--- start of Data shown ---
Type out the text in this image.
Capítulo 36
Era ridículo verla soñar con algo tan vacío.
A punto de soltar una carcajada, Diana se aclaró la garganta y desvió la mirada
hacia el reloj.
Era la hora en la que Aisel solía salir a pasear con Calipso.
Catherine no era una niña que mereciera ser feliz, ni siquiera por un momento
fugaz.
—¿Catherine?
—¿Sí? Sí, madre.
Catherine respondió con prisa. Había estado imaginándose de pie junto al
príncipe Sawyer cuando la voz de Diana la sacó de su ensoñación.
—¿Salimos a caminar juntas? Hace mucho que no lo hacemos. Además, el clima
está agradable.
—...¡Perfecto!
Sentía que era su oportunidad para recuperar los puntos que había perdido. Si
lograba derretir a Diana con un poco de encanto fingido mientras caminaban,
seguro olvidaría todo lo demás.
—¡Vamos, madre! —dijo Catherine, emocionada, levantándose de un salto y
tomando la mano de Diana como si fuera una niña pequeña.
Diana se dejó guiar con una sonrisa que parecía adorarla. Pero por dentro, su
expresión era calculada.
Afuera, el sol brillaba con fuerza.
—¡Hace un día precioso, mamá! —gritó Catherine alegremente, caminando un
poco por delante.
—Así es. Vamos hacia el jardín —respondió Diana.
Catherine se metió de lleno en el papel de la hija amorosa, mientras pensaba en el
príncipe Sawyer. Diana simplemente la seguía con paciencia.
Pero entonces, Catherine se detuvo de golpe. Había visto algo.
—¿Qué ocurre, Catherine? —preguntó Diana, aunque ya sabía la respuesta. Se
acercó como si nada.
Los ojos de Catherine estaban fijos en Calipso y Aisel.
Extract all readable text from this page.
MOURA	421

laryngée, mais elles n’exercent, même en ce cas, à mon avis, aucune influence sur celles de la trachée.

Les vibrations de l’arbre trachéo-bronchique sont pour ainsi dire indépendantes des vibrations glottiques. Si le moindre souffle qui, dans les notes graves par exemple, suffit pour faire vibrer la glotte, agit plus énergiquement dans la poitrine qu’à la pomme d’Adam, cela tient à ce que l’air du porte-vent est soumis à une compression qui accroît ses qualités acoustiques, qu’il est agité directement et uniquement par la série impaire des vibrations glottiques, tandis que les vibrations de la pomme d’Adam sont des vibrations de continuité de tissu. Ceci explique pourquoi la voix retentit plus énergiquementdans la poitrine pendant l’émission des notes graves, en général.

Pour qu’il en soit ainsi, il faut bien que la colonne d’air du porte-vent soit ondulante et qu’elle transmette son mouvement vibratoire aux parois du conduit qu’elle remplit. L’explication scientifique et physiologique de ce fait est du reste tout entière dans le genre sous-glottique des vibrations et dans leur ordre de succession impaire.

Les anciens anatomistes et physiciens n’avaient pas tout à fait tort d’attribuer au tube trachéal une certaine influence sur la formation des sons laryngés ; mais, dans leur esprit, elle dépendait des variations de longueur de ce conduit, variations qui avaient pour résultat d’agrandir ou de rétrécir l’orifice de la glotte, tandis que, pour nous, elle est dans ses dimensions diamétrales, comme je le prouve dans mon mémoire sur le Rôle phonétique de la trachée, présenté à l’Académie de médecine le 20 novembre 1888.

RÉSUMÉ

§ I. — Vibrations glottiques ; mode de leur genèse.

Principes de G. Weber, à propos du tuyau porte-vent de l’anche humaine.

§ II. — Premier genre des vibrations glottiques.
--- end of Data shown ---
= Task =
Pick out each line that holds the string "conduit".

= Output for this exercise =
Pour qu’il en soit ainsi, il faut bien que la colonne d’air du porte-vent soit ondulante et qu’elle transmette son mouvement vibratoire aux parois du conduit qu’elle remplit. L’explication scientifique et physiologique de ce fait est du reste tout entière dans le genre sous-glottique des vibrations et dans leur ordre de succession impaire.
Les anciens anatomistes et physiciens n’avaient pas tout à fait tort d’attribuer au tube trachéal une certaine influence sur la formation des sons laryngés ; mais, dans leur esprit, elle dépendait des variations de longueur de ce conduit, variations qui avaient pour résultat d’agrandir ou de rétrécir l’orifice de la glotte, tandis que, pour nous, elle est dans ses dimensions diamétrales, comme je le prouve dans mon mémoire sur le Rôle phonétique de la trachée, présenté à l’Académie de médecine le 20 novembre 1888.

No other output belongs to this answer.